## Problem details
Copy the data precisely, keeping every character.

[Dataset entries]

◇ ◇ ◇ ◇

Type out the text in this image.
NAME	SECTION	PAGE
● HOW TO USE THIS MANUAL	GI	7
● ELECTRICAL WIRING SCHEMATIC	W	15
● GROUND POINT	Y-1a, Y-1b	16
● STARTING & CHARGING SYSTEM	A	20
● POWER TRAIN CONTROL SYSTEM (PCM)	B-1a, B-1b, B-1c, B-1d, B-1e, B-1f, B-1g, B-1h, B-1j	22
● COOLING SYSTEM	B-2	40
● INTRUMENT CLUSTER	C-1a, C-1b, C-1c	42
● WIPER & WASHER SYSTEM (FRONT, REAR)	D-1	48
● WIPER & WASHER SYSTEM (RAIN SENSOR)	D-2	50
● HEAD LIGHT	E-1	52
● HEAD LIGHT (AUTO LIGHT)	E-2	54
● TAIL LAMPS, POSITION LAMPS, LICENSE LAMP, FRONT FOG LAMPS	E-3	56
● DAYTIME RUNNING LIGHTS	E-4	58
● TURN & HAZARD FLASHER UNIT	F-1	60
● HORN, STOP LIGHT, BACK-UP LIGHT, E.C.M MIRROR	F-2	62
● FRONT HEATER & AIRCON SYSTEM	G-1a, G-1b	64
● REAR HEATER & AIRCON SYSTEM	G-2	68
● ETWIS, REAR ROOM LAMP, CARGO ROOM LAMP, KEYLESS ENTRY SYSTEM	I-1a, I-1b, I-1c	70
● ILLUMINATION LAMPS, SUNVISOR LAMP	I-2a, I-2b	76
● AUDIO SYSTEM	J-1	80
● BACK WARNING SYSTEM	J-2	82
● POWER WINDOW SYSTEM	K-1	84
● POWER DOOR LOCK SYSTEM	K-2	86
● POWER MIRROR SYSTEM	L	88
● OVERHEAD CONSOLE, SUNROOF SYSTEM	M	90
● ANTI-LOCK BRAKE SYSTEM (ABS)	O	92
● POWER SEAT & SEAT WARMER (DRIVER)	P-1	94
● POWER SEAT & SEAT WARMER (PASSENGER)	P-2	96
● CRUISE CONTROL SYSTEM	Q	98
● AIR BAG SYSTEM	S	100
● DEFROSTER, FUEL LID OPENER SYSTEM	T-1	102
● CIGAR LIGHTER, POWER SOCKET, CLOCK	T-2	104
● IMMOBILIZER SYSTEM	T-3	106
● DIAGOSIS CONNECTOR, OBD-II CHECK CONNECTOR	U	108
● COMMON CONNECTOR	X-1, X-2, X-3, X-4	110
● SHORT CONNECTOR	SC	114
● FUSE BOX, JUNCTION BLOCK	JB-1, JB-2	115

◇ ◇ ◇ ◇

## Answer to this exercise
Type out the text in this image.
NAME	SECTION	PAGE
● HOW TO USE THIS MANUAL	GI	7
● ELECTRICAL WIRING SCHEMATIC	W	15
● GROUND POINT	Y-1a, Y-1b	16
● STARTING & CHARGING SYSTEM	A	20
● POWER TRAIN CONTROL SYSTEM (PCM)	B-1a, B-1b, B-1c, B-1d, B-1e, B-1f, B-1g, B-1h, B-1j	22
● COOLING SYSTEM	B-2	40
● INTRUMENT CLUSTER	C-1a, C-1b, C-1c	42
● WIPER & WASHER SYSTEM (FRONT, REAR)	D-1	48
● WIPER & WASHER SYSTEM (RAIN SENSOR)	D-2	50
● HEAD LIGHT	E-1	52
● HEAD LIGHT (AUTO LIGHT)	E-2	54
● TAIL LAMPS, POSITION LAMPS, LICENSE LAMP, FRONT FOG LAMPS	E-3	56
● DAYTIME RUNNING LIGHTS	E-4	58
● TURN & HAZARD FLASHER UNIT	F-1	60
● HORN, STOP LIGHT, BACK-UP LIGHT, E.C.M MIRROR	F-2	62
● FRONT HEATER & AIRCON SYSTEM	G-1a, G-1b	64
● REAR HEATER & AIRCON SYSTEM	G-2	68
● ETWIS, REAR ROOM LAMP, CARGO ROOM LAMP, KEYLESS ENTRY SYSTEM	I-1a, I-1b, I-1c	70
● ILLUMINATION LAMPS, SUNVISOR LAMP	I-2a, I-2b	76
● AUDIO SYSTEM	J-1	80
● BACK WARNING SYSTEM	J-2	82
● POWER WINDOW SYSTEM	K-1	84
● POWER DOOR LOCK SYSTEM	K-2	86
● POWER MIRROR SYSTEM	L	88
● OVERHEAD CONSOLE, SUNROOF SYSTEM	M	90
● ANTI-LOCK BRAKE SYSTEM (ABS)	O	92
● POWER SEAT & SEAT WARMER (DRIVER)	P-1	94
● POWER SEAT & SEAT WARMER (PASSENGER)	P-2	96
● CRUISE CONTROL SYSTEM	Q	98
● AIR BAG SYSTEM	S	100
● DEFROSTER, FUEL LID OPENER SYSTEM	T-1	102
● CIGAR LIGHTER, POWER SOCKET, CLOCK	T-2	104
● IMMOBILIZER SYSTEM	T-3	106
● DIAGOSIS CONNECTOR, OBD-II CHECK CONNECTOR	U	108
● COMMON CONNECTOR	X-1, X-2, X-3, X-4	110
● SHORT CONNECTOR	SC	114
● FUSE BOX, JUNCTION BLOCK	JB-1, JB-2	115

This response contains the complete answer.